- _Problem to work on_: From the entries below, please gather each line containing the string "this".

Saved entries:
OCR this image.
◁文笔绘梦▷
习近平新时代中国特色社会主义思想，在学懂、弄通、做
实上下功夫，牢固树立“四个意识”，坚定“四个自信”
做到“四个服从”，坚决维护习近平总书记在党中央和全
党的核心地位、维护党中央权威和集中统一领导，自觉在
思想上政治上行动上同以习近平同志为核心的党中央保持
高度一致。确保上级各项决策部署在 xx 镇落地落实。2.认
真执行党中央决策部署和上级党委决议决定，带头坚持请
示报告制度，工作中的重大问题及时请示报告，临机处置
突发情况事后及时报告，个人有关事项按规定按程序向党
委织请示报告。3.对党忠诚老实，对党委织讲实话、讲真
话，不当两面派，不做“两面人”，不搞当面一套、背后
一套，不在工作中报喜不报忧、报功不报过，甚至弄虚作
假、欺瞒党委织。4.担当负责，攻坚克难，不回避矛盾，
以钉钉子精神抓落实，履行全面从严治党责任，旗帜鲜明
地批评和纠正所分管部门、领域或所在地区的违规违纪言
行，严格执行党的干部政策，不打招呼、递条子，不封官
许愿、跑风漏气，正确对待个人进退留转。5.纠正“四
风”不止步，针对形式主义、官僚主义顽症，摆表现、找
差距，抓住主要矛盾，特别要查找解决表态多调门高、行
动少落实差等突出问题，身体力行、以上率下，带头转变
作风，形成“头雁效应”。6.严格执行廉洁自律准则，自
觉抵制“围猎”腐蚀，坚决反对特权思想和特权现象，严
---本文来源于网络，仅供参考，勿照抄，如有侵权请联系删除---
* * *
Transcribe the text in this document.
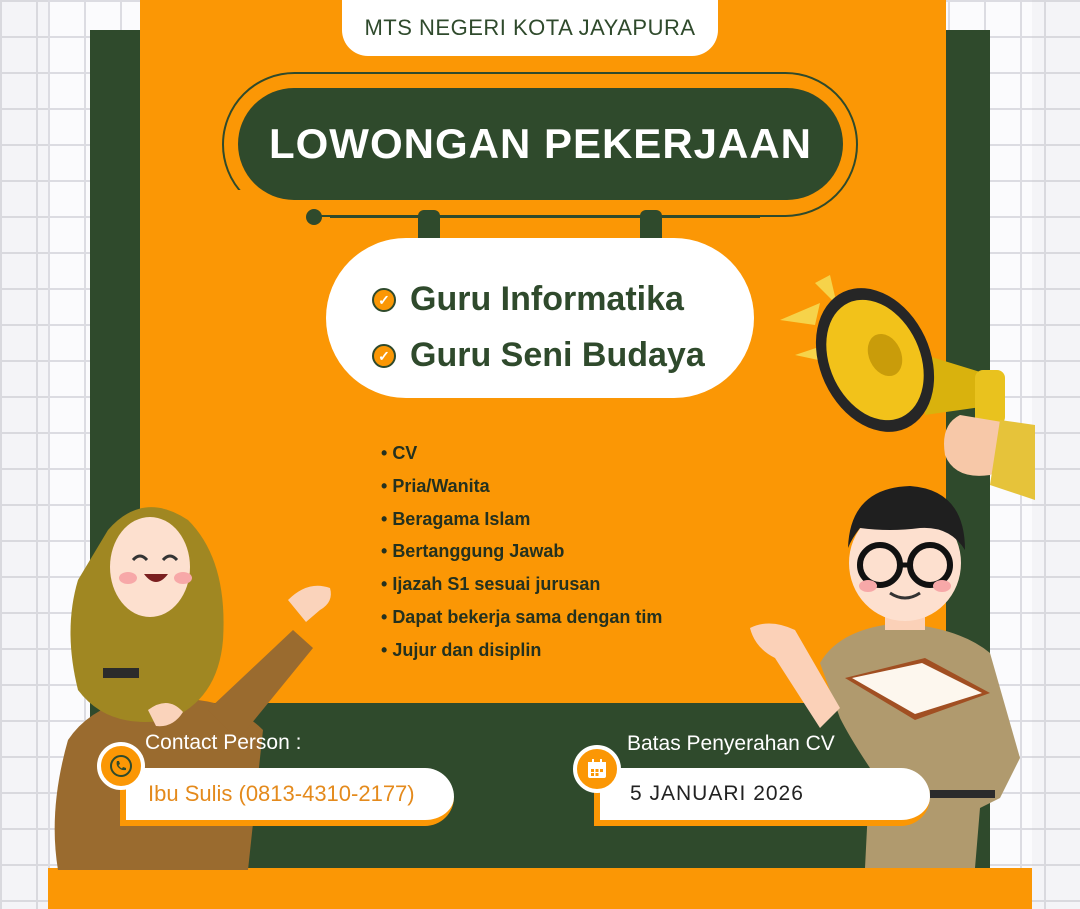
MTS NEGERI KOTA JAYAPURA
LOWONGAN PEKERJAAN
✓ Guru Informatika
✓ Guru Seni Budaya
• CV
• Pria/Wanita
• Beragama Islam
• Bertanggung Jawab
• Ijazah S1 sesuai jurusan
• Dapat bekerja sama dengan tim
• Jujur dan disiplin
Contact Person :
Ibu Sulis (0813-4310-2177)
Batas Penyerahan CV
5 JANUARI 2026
--
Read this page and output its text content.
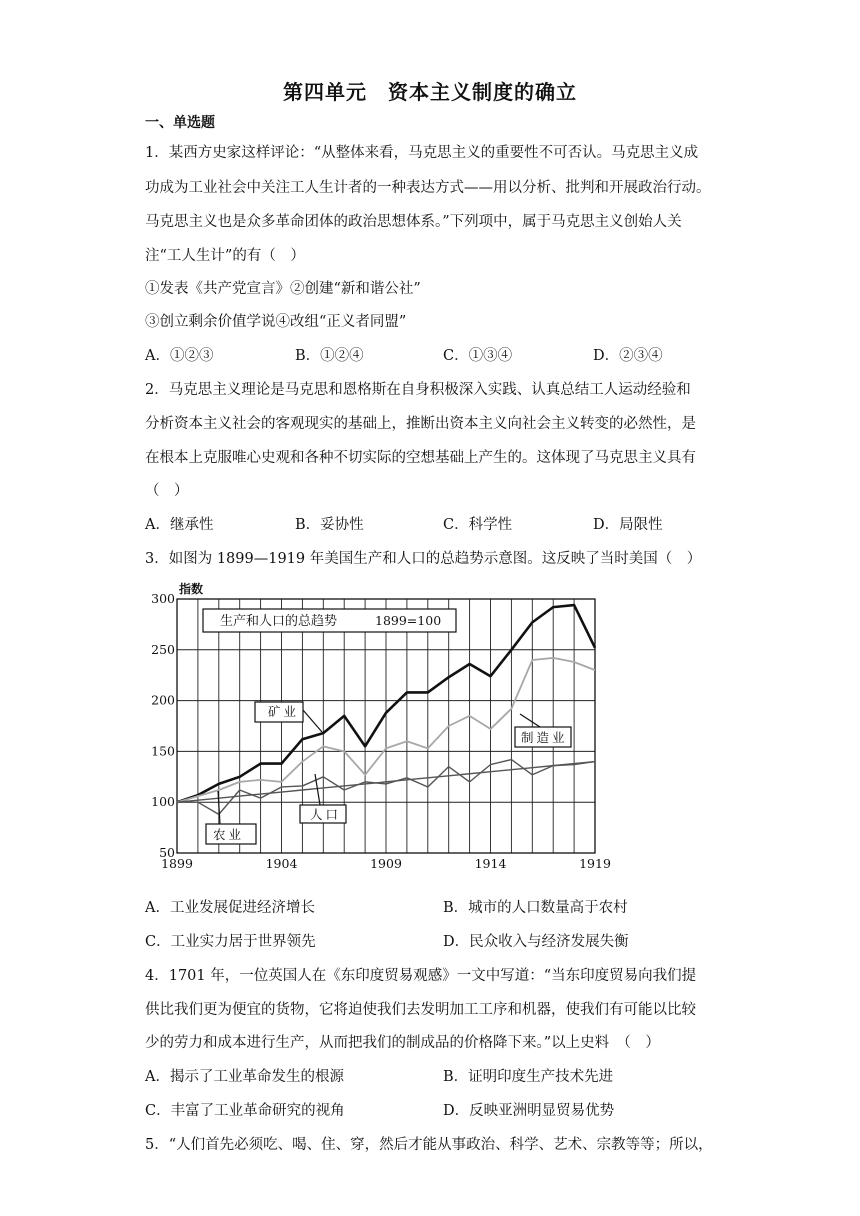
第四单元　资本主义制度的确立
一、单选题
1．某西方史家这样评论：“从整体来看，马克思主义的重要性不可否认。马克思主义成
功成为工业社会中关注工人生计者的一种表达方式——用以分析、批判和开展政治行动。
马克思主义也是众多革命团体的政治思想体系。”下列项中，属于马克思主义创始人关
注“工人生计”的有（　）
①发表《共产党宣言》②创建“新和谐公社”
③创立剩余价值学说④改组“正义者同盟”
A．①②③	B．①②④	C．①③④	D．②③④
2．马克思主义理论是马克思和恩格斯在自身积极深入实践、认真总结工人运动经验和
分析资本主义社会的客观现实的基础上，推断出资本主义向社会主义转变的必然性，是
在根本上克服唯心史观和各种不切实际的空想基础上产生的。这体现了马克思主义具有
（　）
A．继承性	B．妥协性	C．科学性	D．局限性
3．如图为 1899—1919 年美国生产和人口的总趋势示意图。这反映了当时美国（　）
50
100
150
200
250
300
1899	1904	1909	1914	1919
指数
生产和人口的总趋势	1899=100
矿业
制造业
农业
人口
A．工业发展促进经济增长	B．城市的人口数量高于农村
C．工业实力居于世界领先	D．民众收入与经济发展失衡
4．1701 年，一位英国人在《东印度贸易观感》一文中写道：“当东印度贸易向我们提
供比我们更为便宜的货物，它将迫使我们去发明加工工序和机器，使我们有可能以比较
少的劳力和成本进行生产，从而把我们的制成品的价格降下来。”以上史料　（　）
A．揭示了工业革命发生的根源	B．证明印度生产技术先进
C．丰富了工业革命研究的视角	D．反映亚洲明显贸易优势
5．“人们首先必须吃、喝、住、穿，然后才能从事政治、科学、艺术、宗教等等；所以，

- _Exercise result_:
OCR this image.
Transcribe the text in this document.
Read this page and output its text content.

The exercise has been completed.